Problem to solve: Go through the records line by line and work out how many lines hold the word "Temperature". Answer with the number only.

Items:
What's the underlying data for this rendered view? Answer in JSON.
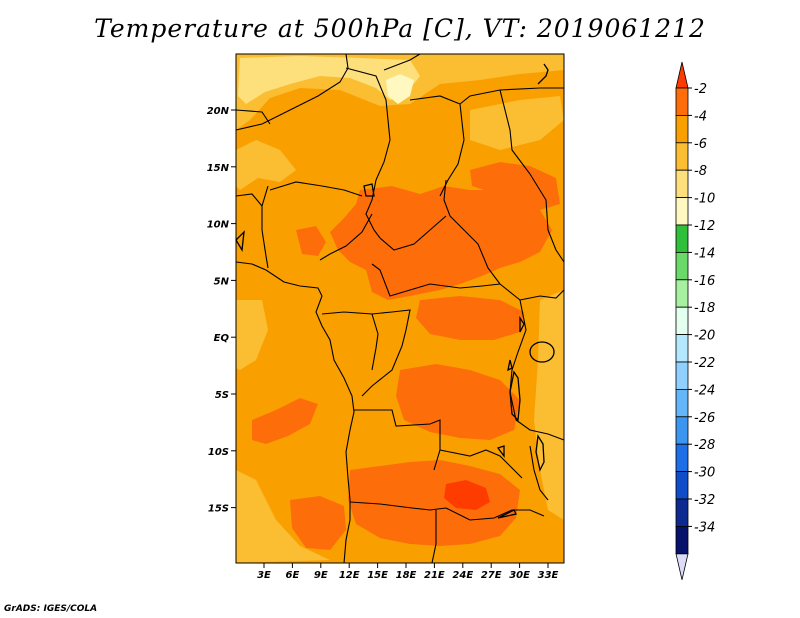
{
  "title": "Temperature at 500hPa [C], VT: 2019061212",
  "footer": "GrADS: IGES/COLA",
  "map": {
    "variable": "Temperature at 500hPa",
    "units": "C",
    "valid_time": "2019061212",
    "lat_ticks": [
      "20N",
      "15N",
      "10N",
      "5N",
      "EQ",
      "5S",
      "10S",
      "15S"
    ],
    "lon_ticks": [
      "3E",
      "6E",
      "9E",
      "12E",
      "15E",
      "18E",
      "21E",
      "24E",
      "27E",
      "30E",
      "33E"
    ]
  },
  "colorbar": {
    "labels": [
      "-2",
      "-4",
      "-6",
      "-8",
      "-10",
      "-12",
      "-14",
      "-16",
      "-18",
      "-20",
      "-22",
      "-24",
      "-26",
      "-28",
      "-30",
      "-32",
      "-34"
    ],
    "colors": [
      "#ff3c00",
      "#fd6e0a",
      "#f9a000",
      "#fbbe32",
      "#fde07c",
      "#fff8c0",
      "#2fbf3a",
      "#6ad96a",
      "#a6f0a0",
      "#e2fff0",
      "#b4e8ff",
      "#8fd0ff",
      "#64b6f8",
      "#3c96f0",
      "#1c6fe6",
      "#0f4ec8",
      "#0c2a90",
      "#07126a",
      "#dcdcf8"
    ],
    "top_arrow_color": "#ff3c00",
    "bottom_arrow_color": "#dcdcf8"
  },
  "palette": {
    "base": "#f9a000",
    "warm": "#fd6e0a",
    "hot": "#ff3c00",
    "cool": "#fbbe32",
    "cooler": "#fde07c",
    "coolest": "#fff8c0"
  }
}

Correct output: 2